Print the listing that follows, character for character.

(Data records)
--- START ---
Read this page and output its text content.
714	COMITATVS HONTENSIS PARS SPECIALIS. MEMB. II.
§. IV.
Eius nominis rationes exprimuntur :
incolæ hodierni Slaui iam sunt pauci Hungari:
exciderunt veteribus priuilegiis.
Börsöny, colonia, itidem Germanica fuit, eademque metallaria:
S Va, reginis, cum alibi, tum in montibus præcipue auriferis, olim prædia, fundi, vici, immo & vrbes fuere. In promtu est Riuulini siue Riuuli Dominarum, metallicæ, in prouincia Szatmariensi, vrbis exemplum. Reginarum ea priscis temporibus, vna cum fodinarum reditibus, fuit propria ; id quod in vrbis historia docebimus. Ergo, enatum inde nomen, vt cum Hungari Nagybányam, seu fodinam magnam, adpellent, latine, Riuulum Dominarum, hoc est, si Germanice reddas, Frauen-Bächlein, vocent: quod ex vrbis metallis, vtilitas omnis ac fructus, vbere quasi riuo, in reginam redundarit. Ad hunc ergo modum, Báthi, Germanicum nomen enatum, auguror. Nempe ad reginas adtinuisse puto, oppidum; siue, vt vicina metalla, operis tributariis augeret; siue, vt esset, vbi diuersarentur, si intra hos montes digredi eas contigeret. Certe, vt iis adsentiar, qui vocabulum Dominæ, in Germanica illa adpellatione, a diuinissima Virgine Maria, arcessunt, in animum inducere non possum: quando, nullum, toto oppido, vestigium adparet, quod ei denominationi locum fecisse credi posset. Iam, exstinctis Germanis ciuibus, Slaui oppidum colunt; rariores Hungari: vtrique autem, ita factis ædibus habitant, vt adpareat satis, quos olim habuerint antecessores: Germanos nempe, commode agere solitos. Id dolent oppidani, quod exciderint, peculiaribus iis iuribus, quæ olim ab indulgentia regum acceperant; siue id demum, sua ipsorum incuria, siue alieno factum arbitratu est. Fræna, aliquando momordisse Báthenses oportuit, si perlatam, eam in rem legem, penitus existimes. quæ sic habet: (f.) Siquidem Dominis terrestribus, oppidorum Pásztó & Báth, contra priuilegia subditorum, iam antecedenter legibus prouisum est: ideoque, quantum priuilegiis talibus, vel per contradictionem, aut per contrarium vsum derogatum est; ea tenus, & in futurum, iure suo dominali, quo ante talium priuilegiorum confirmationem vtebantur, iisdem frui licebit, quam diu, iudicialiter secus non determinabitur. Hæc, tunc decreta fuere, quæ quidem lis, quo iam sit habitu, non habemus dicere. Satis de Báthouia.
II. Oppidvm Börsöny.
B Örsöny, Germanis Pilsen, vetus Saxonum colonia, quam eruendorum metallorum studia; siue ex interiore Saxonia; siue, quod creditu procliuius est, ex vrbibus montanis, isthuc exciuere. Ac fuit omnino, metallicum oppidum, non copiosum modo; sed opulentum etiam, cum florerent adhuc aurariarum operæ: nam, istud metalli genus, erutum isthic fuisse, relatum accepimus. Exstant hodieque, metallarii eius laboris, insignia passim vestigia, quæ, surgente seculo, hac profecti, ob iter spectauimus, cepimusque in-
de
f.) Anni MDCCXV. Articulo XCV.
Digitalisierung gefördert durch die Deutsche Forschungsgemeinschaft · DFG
--- END ---
■ REPLY ■
Read this page and output its text content.
714	COMITATVS HONTENSIS PARS SPECIALIS. MEMB. II.
§. IV.
Eius nominis rationes exprimuntur :
incolæ hodierni Slaui iam sunt pauci Hungari:
exciderunt veteribus priuilegiis.
Börsöny, colonia, itidem Germanica fuit, eademque metallaria:
S Va, reginis, cum alibi, tum in montibus præcipue auriferis, olim prædia, fundi, vici, immo & vrbes fuere. In promtu est Riuulini siue Riuuli Dominarum, metallicæ, in prouincia Szatmariensi, vrbis exemplum. Reginarum ea priscis temporibus, vna cum fodinarum reditibus, fuit propria ; id quod in vrbis historia docebimus. Ergo, enatum inde nomen, vt cum Hungari Nagybányam, seu fodinam magnam, adpellent, latine, Riuulum Dominarum, hoc est, si Germanice reddas, Frauen-Bächlein, vocent: quod ex vrbis metallis, vtilitas omnis ac fructus, vbere quasi riuo, in reginam redundarit. Ad hunc ergo modum, Báthi, Germanicum nomen enatum, auguror. Nempe ad reginas adtinuisse puto, oppidum; siue, vt vicina metalla, operis tributariis augeret; siue, vt esset, vbi diuersarentur, si intra hos montes digredi eas contigeret. Certe, vt iis adsentiar, qui vocabulum Dominæ, in Germanica illa adpellatione, a diuinissima Virgine Maria, arcessunt, in animum inducere non possum: quando, nullum, toto oppido, vestigium adparet, quod ei denominationi locum fecisse credi posset. Iam, exstinctis Germanis ciuibus, Slaui oppidum colunt; rariores Hungari: vtrique autem, ita factis ædibus habitant, vt adpareat satis, quos olim habuerint antecessores: Germanos nempe, commode agere solitos. Id dolent oppidani, quod exciderint, peculiaribus iis iuribus, quæ olim ab indulgentia regum acceperant; siue id demum, sua ipsorum incuria, siue alieno factum arbitratu est. Fræna, aliquando momordisse Báthenses oportuit, si perlatam, eam in rem legem, penitus existimes. quæ sic habet: (f.) Siquidem Dominis terrestribus, oppidorum Pásztó & Báth, contra priuilegia subditorum, iam antecedenter legibus prouisum est: ideoque, quantum priuilegiis talibus, vel per contradictionem, aut per contrarium vsum derogatum est; ea tenus, & in futurum, iure suo dominali, quo ante talium priuilegiorum confirmationem vtebantur, iisdem frui licebit, quam diu, iudicialiter secus non determinabitur. Hæc, tunc decreta fuere, quæ quidem lis, quo iam sit habitu, non habemus dicere. Satis de Báthouia.
II. Oppidvm Börsöny.
B Örsöny, Germanis Pilsen, vetus Saxonum colonia, quam eruendorum metallorum studia; siue ex interiore Saxonia; siue, quod creditu procliuius est, ex vrbibus montanis, isthuc exciuere. Ac fuit omnino, metallicum oppidum, non copiosum modo; sed opulentum etiam, cum florerent adhuc aurariarum operæ: nam, istud metalli genus, erutum isthic fuisse, relatum accepimus. Exstant hodieque, metallarii eius laboris, insignia passim vestigia, quæ, surgente seculo, hac profecti, ob iter spectauimus, cepimusque in-
de
f.) Anni MDCCXV. Articulo XCV.
Digitalisierung gefördert durch die Deutsche Forschungsgemeinschaft · DFG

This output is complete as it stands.